_What is expected:_
Every record below should be printed exactly as given.

_Available records:_

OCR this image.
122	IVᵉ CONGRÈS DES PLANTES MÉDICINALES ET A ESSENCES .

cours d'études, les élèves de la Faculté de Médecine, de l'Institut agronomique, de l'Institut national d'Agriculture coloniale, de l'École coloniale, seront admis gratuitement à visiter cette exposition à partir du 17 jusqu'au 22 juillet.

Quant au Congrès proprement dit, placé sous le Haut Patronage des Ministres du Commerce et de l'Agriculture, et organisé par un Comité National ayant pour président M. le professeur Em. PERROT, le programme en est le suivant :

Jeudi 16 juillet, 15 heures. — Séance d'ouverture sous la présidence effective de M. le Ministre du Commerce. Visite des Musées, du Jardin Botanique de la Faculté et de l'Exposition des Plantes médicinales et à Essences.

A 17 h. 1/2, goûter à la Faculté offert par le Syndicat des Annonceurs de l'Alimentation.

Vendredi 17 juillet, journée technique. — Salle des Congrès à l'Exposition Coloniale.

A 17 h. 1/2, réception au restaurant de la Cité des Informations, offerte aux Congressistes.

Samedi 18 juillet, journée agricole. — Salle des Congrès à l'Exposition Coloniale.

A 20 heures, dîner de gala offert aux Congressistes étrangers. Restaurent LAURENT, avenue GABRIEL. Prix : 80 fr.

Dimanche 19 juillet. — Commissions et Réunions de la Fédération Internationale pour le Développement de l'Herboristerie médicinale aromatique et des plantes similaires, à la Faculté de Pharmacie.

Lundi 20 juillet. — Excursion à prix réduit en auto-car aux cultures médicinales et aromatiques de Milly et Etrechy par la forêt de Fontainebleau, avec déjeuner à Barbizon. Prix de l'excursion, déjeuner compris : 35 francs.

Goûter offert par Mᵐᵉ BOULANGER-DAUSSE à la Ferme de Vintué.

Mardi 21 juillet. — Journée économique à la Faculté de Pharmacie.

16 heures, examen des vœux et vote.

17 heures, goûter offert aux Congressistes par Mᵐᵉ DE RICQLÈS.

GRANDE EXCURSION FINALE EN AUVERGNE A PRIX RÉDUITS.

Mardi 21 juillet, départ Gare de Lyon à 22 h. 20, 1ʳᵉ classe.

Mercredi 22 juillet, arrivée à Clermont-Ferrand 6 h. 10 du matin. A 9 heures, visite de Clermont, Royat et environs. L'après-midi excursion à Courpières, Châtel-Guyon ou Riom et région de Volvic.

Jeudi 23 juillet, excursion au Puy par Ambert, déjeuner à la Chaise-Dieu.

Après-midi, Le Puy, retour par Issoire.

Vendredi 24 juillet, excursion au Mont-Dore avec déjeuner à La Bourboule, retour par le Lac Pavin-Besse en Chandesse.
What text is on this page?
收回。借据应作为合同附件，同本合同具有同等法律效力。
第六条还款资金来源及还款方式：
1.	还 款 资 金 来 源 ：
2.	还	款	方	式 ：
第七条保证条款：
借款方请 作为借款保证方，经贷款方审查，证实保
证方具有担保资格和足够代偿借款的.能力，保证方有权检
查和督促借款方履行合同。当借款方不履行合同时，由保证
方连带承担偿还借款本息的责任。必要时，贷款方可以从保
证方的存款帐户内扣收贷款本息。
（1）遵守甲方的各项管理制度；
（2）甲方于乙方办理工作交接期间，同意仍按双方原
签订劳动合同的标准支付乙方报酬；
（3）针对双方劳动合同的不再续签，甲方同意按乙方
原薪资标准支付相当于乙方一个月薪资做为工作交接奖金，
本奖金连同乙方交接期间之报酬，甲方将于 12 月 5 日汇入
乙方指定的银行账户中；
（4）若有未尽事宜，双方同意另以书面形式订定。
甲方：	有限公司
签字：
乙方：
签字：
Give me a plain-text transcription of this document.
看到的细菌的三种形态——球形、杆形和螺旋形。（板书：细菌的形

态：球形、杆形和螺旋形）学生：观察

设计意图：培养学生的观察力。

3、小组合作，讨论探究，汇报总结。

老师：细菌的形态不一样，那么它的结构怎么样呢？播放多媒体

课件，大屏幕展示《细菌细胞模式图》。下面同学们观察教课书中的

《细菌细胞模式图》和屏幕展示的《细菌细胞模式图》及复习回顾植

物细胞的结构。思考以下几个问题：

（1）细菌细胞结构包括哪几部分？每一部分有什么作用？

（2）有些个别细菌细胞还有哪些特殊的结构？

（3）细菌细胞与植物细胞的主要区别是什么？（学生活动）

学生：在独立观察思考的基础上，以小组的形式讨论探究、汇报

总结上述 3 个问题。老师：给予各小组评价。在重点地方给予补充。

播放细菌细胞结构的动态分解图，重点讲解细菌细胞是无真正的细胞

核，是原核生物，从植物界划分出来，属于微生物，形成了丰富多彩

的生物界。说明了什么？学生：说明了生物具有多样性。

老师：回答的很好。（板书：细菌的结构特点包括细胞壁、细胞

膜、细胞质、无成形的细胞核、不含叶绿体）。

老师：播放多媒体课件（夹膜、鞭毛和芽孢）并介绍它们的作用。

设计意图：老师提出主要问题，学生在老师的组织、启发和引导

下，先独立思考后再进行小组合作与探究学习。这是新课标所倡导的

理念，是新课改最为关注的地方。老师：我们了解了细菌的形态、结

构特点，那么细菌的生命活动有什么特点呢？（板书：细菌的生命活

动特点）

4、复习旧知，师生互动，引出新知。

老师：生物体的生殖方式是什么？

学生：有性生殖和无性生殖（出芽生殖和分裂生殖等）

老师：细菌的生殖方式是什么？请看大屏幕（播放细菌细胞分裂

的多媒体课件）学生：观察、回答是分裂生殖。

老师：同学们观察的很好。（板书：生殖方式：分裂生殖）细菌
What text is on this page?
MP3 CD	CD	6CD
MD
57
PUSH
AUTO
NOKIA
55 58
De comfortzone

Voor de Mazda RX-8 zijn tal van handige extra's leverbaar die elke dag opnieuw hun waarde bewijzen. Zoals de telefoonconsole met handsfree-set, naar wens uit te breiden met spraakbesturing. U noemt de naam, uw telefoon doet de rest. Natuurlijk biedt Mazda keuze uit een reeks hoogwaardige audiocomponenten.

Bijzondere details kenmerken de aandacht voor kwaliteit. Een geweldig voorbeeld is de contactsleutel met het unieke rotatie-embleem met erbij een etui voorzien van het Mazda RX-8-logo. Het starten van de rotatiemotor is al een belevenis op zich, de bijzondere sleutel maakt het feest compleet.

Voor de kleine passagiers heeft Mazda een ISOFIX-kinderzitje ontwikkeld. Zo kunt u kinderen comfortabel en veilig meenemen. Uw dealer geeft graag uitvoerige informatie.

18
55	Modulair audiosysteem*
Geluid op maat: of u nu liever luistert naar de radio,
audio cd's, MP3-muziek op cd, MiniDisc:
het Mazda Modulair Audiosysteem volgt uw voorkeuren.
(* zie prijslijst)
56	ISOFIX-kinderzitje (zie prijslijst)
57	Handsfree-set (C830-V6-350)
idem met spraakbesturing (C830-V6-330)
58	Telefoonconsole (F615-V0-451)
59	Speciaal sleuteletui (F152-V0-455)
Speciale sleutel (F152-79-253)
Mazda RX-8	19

_Solution to this task:_
OCR this image.
122	IVᵉ CONGRÈS DES PLANTES MÉDICINALES ET A ESSENCES .

cours d'études, les élèves de la Faculté de Médecine, de l'Institut agronomique, de l'Institut national d'Agriculture coloniale, de l'École coloniale, seront admis gratuitement à visiter cette exposition à partir du 17 jusqu'au 22 juillet.

Quant au Congrès proprement dit, placé sous le Haut Patronage des Ministres du Commerce et de l'Agriculture, et organisé par un Comité National ayant pour président M. le professeur Em. PERROT, le programme en est le suivant :

Jeudi 16 juillet, 15 heures. — Séance d'ouverture sous la présidence effective de M. le Ministre du Commerce. Visite des Musées, du Jardin Botanique de la Faculté et de l'Exposition des Plantes médicinales et à Essences.

A 17 h. 1/2, goûter à la Faculté offert par le Syndicat des Annonceurs de l'Alimentation.

Vendredi 17 juillet, journée technique. — Salle des Congrès à l'Exposition Coloniale.

A 17 h. 1/2, réception au restaurant de la Cité des Informations, offerte aux Congressistes.

Samedi 18 juillet, journée agricole. — Salle des Congrès à l'Exposition Coloniale.

A 20 heures, dîner de gala offert aux Congressistes étrangers. Restaurent LAURENT, avenue GABRIEL. Prix : 80 fr.

Dimanche 19 juillet. — Commissions et Réunions de la Fédération Internationale pour le Développement de l'Herboristerie médicinale aromatique et des plantes similaires, à la Faculté de Pharmacie.

Lundi 20 juillet. — Excursion à prix réduit en auto-car aux cultures médicinales et aromatiques de Milly et Etrechy par la forêt de Fontainebleau, avec déjeuner à Barbizon. Prix de l'excursion, déjeuner compris : 35 francs.

Goûter offert par Mᵐᵉ BOULANGER-DAUSSE à la Ferme de Vintué.

Mardi 21 juillet. — Journée économique à la Faculté de Pharmacie.

16 heures, examen des vœux et vote.

17 heures, goûter offert aux Congressistes par Mᵐᵉ DE RICQLÈS.

GRANDE EXCURSION FINALE EN AUVERGNE A PRIX RÉDUITS.

Mardi 21 juillet, départ Gare de Lyon à 22 h. 20, 1ʳᵉ classe.

Mercredi 22 juillet, arrivée à Clermont-Ferrand 6 h. 10 du matin. A 9 heures, visite de Clermont, Royat et environs. L'après-midi excursion à Courpières, Châtel-Guyon ou Riom et région de Volvic.

Jeudi 23 juillet, excursion au Puy par Ambert, déjeuner à la Chaise-Dieu.

Après-midi, Le Puy, retour par Issoire.

Vendredi 24 juillet, excursion au Mont-Dore avec déjeuner à La Bourboule, retour par le Lac Pavin-Besse en Chandesse.
What text is on this page?
收回。借据应作为合同附件，同本合同具有同等法律效力。
第六条还款资金来源及还款方式：
1.	还 款 资 金 来 源 ：
2.	还	款	方	式 ：
第七条保证条款：
借款方请 作为借款保证方，经贷款方审查，证实保
证方具有担保资格和足够代偿借款的.能力，保证方有权检
查和督促借款方履行合同。当借款方不履行合同时，由保证
方连带承担偿还借款本息的责任。必要时，贷款方可以从保
证方的存款帐户内扣收贷款本息。
（1）遵守甲方的各项管理制度；
（2）甲方于乙方办理工作交接期间，同意仍按双方原
签订劳动合同的标准支付乙方报酬；
（3）针对双方劳动合同的不再续签，甲方同意按乙方
原薪资标准支付相当于乙方一个月薪资做为工作交接奖金，
本奖金连同乙方交接期间之报酬，甲方将于 12 月 5 日汇入
乙方指定的银行账户中；
（4）若有未尽事宜，双方同意另以书面形式订定。
甲方：	有限公司
签字：
乙方：
签字：
Give me a plain-text transcription of this document.
看到的细菌的三种形态——球形、杆形和螺旋形。（板书：细菌的形

态：球形、杆形和螺旋形）学生：观察

设计意图：培养学生的观察力。

3、小组合作，讨论探究，汇报总结。

老师：细菌的形态不一样，那么它的结构怎么样呢？播放多媒体

课件，大屏幕展示《细菌细胞模式图》。下面同学们观察教课书中的

《细菌细胞模式图》和屏幕展示的《细菌细胞模式图》及复习回顾植

物细胞的结构。思考以下几个问题：

（1）细菌细胞结构包括哪几部分？每一部分有什么作用？

（2）有些个别细菌细胞还有哪些特殊的结构？

（3）细菌细胞与植物细胞的主要区别是什么？（学生活动）

学生：在独立观察思考的基础上，以小组的形式讨论探究、汇报

总结上述 3 个问题。老师：给予各小组评价。在重点地方给予补充。

播放细菌细胞结构的动态分解图，重点讲解细菌细胞是无真正的细胞

核，是原核生物，从植物界划分出来，属于微生物，形成了丰富多彩

的生物界。说明了什么？学生：说明了生物具有多样性。

老师：回答的很好。（板书：细菌的结构特点包括细胞壁、细胞

膜、细胞质、无成形的细胞核、不含叶绿体）。

老师：播放多媒体课件（夹膜、鞭毛和芽孢）并介绍它们的作用。

设计意图：老师提出主要问题，学生在老师的组织、启发和引导

下，先独立思考后再进行小组合作与探究学习。这是新课标所倡导的

理念，是新课改最为关注的地方。老师：我们了解了细菌的形态、结

构特点，那么细菌的生命活动有什么特点呢？（板书：细菌的生命活

动特点）

4、复习旧知，师生互动，引出新知。

老师：生物体的生殖方式是什么？

学生：有性生殖和无性生殖（出芽生殖和分裂生殖等）

老师：细菌的生殖方式是什么？请看大屏幕（播放细菌细胞分裂

的多媒体课件）学生：观察、回答是分裂生殖。

老师：同学们观察的很好。（板书：生殖方式：分裂生殖）细菌
What text is on this page?
MP3 CD	CD	6CD
MD
57
PUSH
AUTO
NOKIA
55 58
De comfortzone

Voor de Mazda RX-8 zijn tal van handige extra's leverbaar die elke dag opnieuw hun waarde bewijzen. Zoals de telefoonconsole met handsfree-set, naar wens uit te breiden met spraakbesturing. U noemt de naam, uw telefoon doet de rest. Natuurlijk biedt Mazda keuze uit een reeks hoogwaardige audiocomponenten.

Bijzondere details kenmerken de aandacht voor kwaliteit. Een geweldig voorbeeld is de contactsleutel met het unieke rotatie-embleem met erbij een etui voorzien van het Mazda RX-8-logo. Het starten van de rotatiemotor is al een belevenis op zich, de bijzondere sleutel maakt het feest compleet.

Voor de kleine passagiers heeft Mazda een ISOFIX-kinderzitje ontwikkeld. Zo kunt u kinderen comfortabel en veilig meenemen. Uw dealer geeft graag uitvoerige informatie.

18
55	Modulair audiosysteem*
Geluid op maat: of u nu liever luistert naar de radio,
audio cd's, MP3-muziek op cd, MiniDisc:
het Mazda Modulair Audiosysteem volgt uw voorkeuren.
(* zie prijslijst)
56	ISOFIX-kinderzitje (zie prijslijst)
57	Handsfree-set (C830-V6-350)
idem met spraakbesturing (C830-V6-330)
58	Telefoonconsole (F615-V0-451)
59	Speciaal sleuteletui (F152-V0-455)
Speciale sleutel (F152-79-253)
Mazda RX-8	19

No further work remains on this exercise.